■ Information supplied
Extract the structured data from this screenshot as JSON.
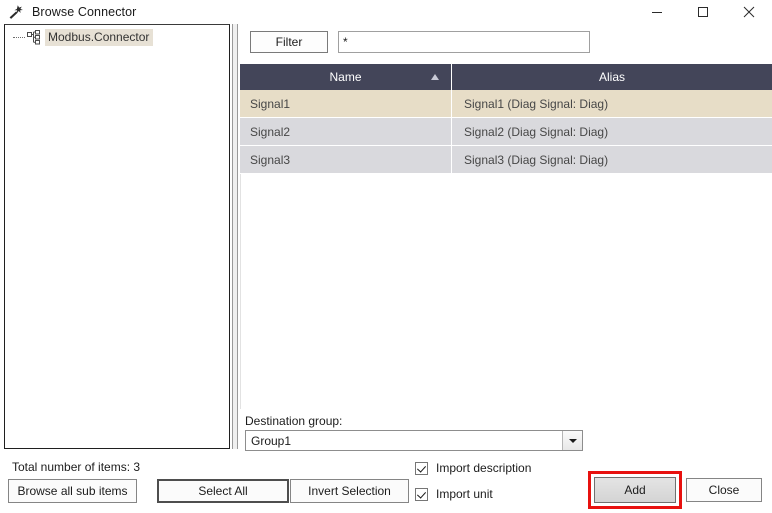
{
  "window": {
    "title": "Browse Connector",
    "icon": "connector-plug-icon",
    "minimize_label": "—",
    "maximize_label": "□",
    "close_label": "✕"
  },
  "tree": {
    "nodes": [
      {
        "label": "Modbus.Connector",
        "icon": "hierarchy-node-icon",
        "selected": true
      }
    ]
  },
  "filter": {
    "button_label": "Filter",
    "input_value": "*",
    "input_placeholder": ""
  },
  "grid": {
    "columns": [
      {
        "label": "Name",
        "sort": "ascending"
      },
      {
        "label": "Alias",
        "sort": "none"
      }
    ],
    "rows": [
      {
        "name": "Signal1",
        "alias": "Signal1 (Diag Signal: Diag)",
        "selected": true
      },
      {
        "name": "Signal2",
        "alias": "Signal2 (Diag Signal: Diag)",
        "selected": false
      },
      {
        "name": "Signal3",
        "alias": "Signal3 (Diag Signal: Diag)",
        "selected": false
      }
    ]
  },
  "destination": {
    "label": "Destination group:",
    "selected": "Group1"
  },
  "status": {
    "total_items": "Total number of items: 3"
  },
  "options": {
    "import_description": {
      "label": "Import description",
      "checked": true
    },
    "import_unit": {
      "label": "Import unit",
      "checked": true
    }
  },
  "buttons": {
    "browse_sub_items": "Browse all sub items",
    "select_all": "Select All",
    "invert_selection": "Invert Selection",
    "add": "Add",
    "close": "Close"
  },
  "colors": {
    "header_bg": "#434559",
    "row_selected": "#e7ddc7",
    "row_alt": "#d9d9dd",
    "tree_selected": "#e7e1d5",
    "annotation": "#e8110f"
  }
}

■ Short task
Go through the data above and transcribe it in full, omitting any image.

■ Response to this exercise
Extract the structured data from this screenshot as JSON.
{
  "window": {
    "title": "Browse Connector",
    "icon": "connector-plug-icon",
    "minimize_label": "—",
    "maximize_label": "□",
    "close_label": "✕"
  },
  "tree": {
    "nodes": [
      {
        "label": "Modbus.Connector",
        "icon": "hierarchy-node-icon",
        "selected": true
      }
    ]
  },
  "filter": {
    "button_label": "Filter",
    "input_value": "*",
    "input_placeholder": ""
  },
  "grid": {
    "columns": [
      {
        "label": "Name",
        "sort": "ascending"
      },
      {
        "label": "Alias",
        "sort": "none"
      }
    ],
    "rows": [
      {
        "name": "Signal1",
        "alias": "Signal1 (Diag Signal: Diag)",
        "selected": true
      },
      {
        "name": "Signal2",
        "alias": "Signal2 (Diag Signal: Diag)",
        "selected": false
      },
      {
        "name": "Signal3",
        "alias": "Signal3 (Diag Signal: Diag)",
        "selected": false
      }
    ]
  },
  "destination": {
    "label": "Destination group:",
    "selected": "Group1"
  },
  "status": {
    "total_items": "Total number of items: 3"
  },
  "options": {
    "import_description": {
      "label": "Import description",
      "checked": true
    },
    "import_unit": {
      "label": "Import unit",
      "checked": true
    }
  },
  "buttons": {
    "browse_sub_items": "Browse all sub items",
    "select_all": "Select All",
    "invert_selection": "Invert Selection",
    "add": "Add",
    "close": "Close"
  },
  "colors": {
    "header_bg": "#434559",
    "row_selected": "#e7ddc7",
    "row_alt": "#d9d9dd",
    "tree_selected": "#e7e1d5",
    "annotation": "#e8110f"
  }
}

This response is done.